- To do -
Locate all lines in the data below that hold "resulting" and show them.

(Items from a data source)
[start]

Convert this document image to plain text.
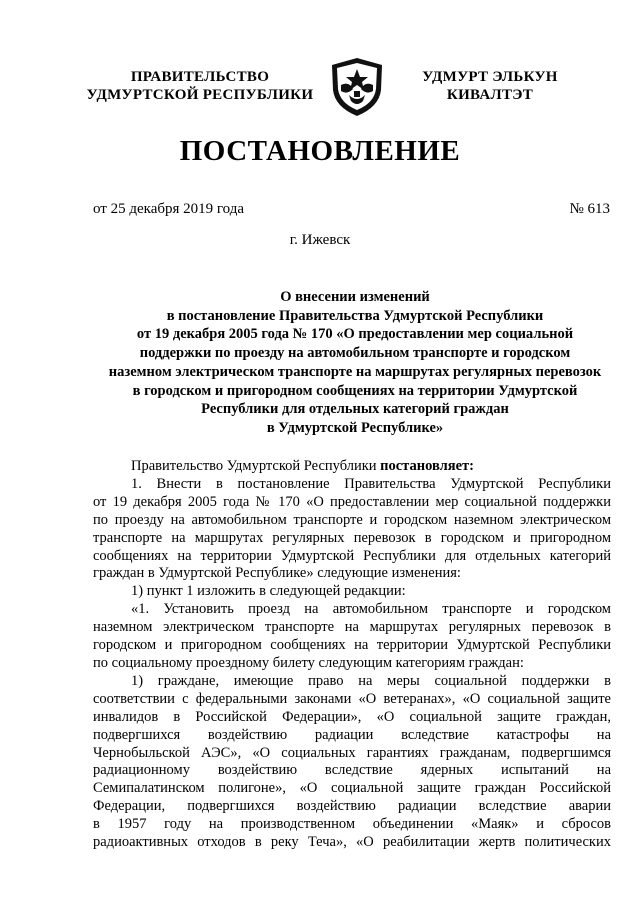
ПРАВИТЕЛЬСТВО
УДМУРТСКОЙ РЕСПУБЛИКИ
УДМУРТ ЭЛЬКУН
КИВАЛТЭТ
ПОСТАНОВЛЕНИЕ
от 25 декабря 2019 года	№ 613
г. Ижевск
О внесении изменений
в постановление Правительства Удмуртской Республики
от 19 декабря 2005 года № 170 «О предоставлении мер социальной
поддержки по проезду на автомобильном транспорте и городском
наземном электрическом транспорте на маршрутах регулярных перевозок
в городском и пригородном сообщениях на территории Удмуртской
Республики для отдельных категорий граждан
в Удмуртской Республике»

Правительство Удмуртской Республики постановляет:

1. Внести в постановление Правительства Удмуртской Республики
от 19 декабря 2005 года № 170 «О предоставлении мер социальной поддержки
по проезду на автомобильном транспорте и городском наземном электрическом
транспорте на маршрутах регулярных перевозок в городском и пригородном
сообщениях на территории Удмуртской Республики для отдельных категорий
граждан в Удмуртской Республике» следующие изменения:

1) пункт 1 изложить в следующей редакции:

«1. Установить проезд на автомобильном транспорте и городском
наземном электрическом транспорте на маршрутах регулярных перевозок в
городском и пригородном сообщениях на территории Удмуртской Республики
по социальному проездному билету следующим категориям граждан:
1) граждане, имеющие право на меры социальной поддержки в
соответствии с федеральными законами «О ветеранах», «О социальной защите
инвалидов в Российской Федерации», «О социальной защите граждан,
подвергшихся воздействию радиации вследствие катастрофы на
Чернобыльской АЭС», «О социальных гарантиях гражданам, подвергшимся
радиационному воздействию вследствие ядерных испытаний на
Семипалатинском полигоне», «О социальной защите граждан Российской
Федерации, подвергшихся воздействию радиации вследствие аварии
в 1957 году на производственном объединении «Маяк» и сбросов
радиоактивных отходов в реку Теча», «О реабилитации жертв политических
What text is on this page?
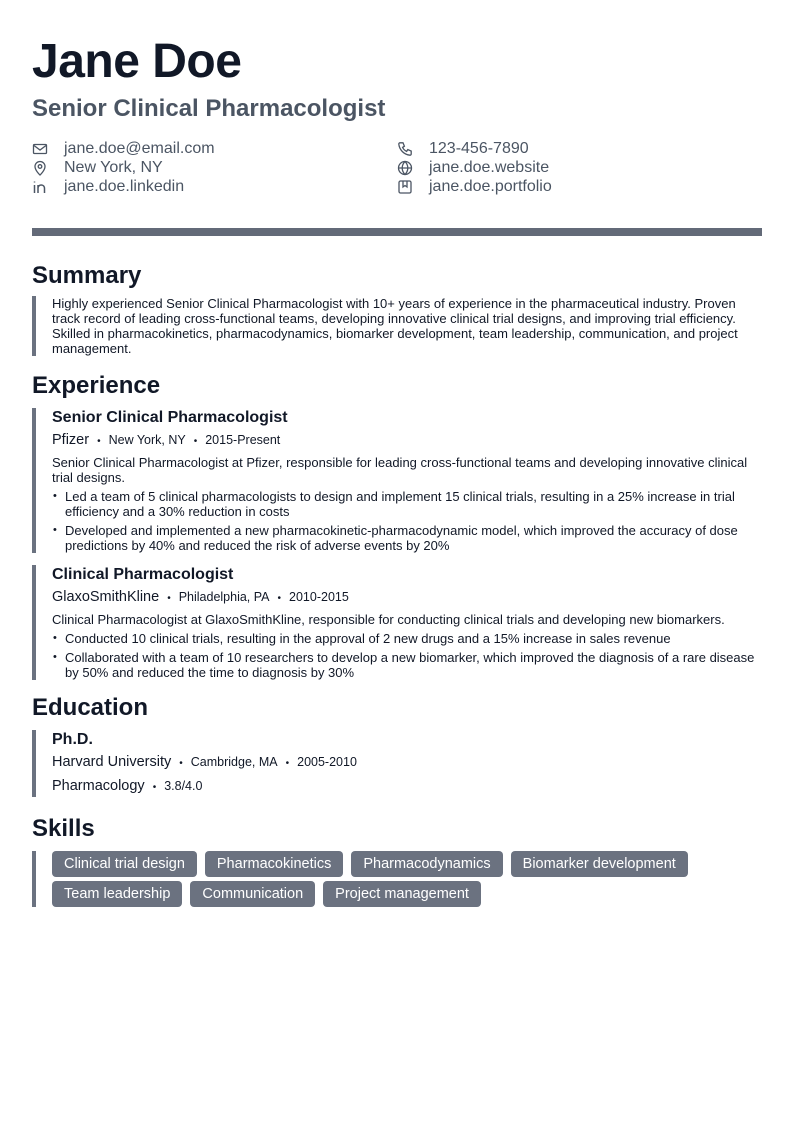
Jane Doe
Senior Clinical Pharmacologist
jane.doe@email.com	123-456-7890
New York, NY	jane.doe.website
jane.doe.linkedin	jane.doe.portfolio
Summary
Highly experienced Senior Clinical Pharmacologist with 10+ years of experience in the pharmaceutical industry. Proven track record of leading cross-functional teams, developing innovative clinical trial designs, and improving trial efficiency. Skilled in pharmacokinetics, pharmacodynamics, biomarker development, team leadership, communication, and project management.
Experience
Senior Clinical Pharmacologist
Pfizer • New York, NY • 2015-Present
Senior Clinical Pharmacologist at Pfizer, responsible for leading cross-functional teams and developing innovative clinical trial designs.
• Led a team of 5 clinical pharmacologists to design and implement 15 clinical trials, resulting in a 25% increase in trial efficiency and a 30% reduction in costs
• Developed and implemented a new pharmacokinetic-pharmacodynamic model, which improved the accuracy of dose predictions by 40% and reduced the risk of adverse events by 20%
Clinical Pharmacologist
GlaxoSmithKline • Philadelphia, PA • 2010-2015
Clinical Pharmacologist at GlaxoSmithKline, responsible for conducting clinical trials and developing new biomarkers.
• Conducted 10 clinical trials, resulting in the approval of 2 new drugs and a 15% increase in sales revenue
• Collaborated with a team of 10 researchers to develop a new biomarker, which improved the diagnosis of a rare disease by 50% and reduced the time to diagnosis by 30%
Education
Ph.D.
Harvard University • Cambridge, MA • 2005-2010
Pharmacology • 3.8/4.0
Skills
Clinical trial design	Pharmacokinetics	Pharmacodynamics	Biomarker development
Team leadership	Communication	Project management
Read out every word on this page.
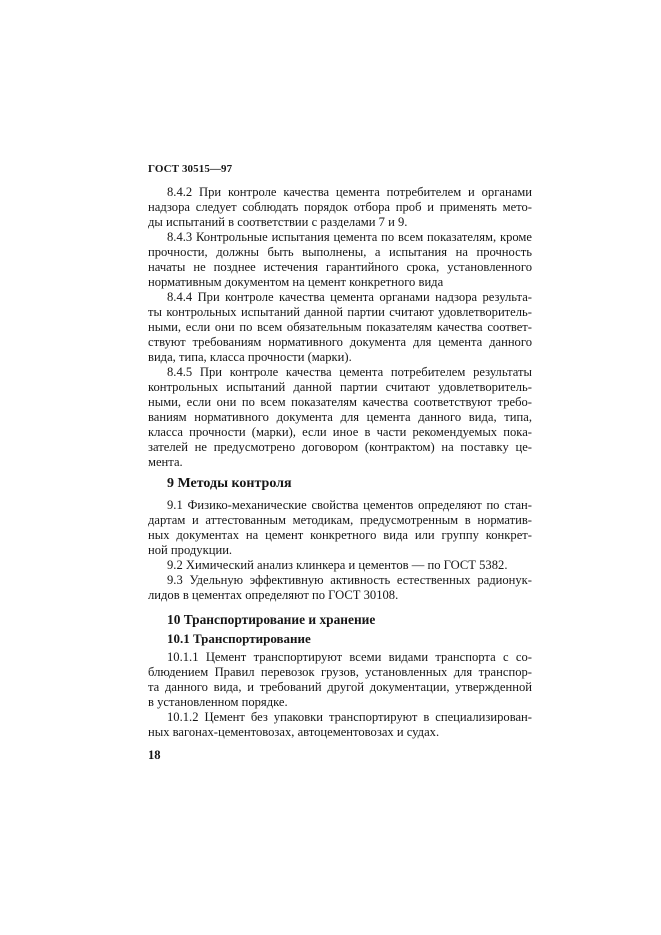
ГОСТ 30515—97
8.4.2 При контроле качества цемента потребителем и органами
надзора следует соблюдать порядок отбора проб и применять мето-
ды испытаний в соответствии с разделами 7 и 9.
8.4.3 Контрольные испытания цемента по всем показателям, кроме
прочности, должны быть выполнены, а испытания на прочность
начаты не позднее истечения гарантийного срока, установленного
нормативным документом на цемент конкретного вида
8.4.4 При контроле качества цемента органами надзора результа-
ты контрольных испытаний данной партии считают удовлетворитель-
ными, если они по всем обязательным показателям качества соответ-
ствуют требованиям нормативного документа для цемента данного
вида, типа, класса прочности (марки).
8.4.5 При контроле качества цемента потребителем результаты
контрольных испытаний данной партии считают удовлетворитель-
ными, если они по всем показателям качества соответствуют требо-
ваниям нормативного документа для цемента данного вида, типа,
класса прочности (марки), если иное в части рекомендуемых пока-
зателей не предусмотрено договором (контрактом) на поставку це-
мента.
9 Методы контроля
9.1 Физико-механические свойства цементов определяют по стан-
дартам и аттестованным методикам, предусмотренным в норматив-
ных документах на цемент конкретного вида или группу конкрет-
ной продукции.
9.2 Химический анализ клинкера и цементов — по ГОСТ 5382.
9.3 Удельную эффективную активность естественных радионук-
лидов в цементах определяют по ГОСТ 30108.
10 Транспортирование и хранение
10.1 Транспортирование
10.1.1 Цемент транспортируют всеми видами транспорта с со-
блюдением Правил перевозок грузов, установленных для транспор-
та данного вида, и требований другой документации, утвержденной
в установленном порядке.
10.1.2 Цемент без упаковки транспортируют в специализирован-
ных вагонах-цементовозах, автоцементовозах и судах.
18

[end]

- Full answer -
• Led a team of 5 clinical pharmacologists to design and implement 15 clinical trials, resulting in a 25% increase in trial efficiency and a 30% reduction in costs
• Conducted 10 clinical trials, resulting in the approval of 2 new drugs and a 15% increase in sales revenue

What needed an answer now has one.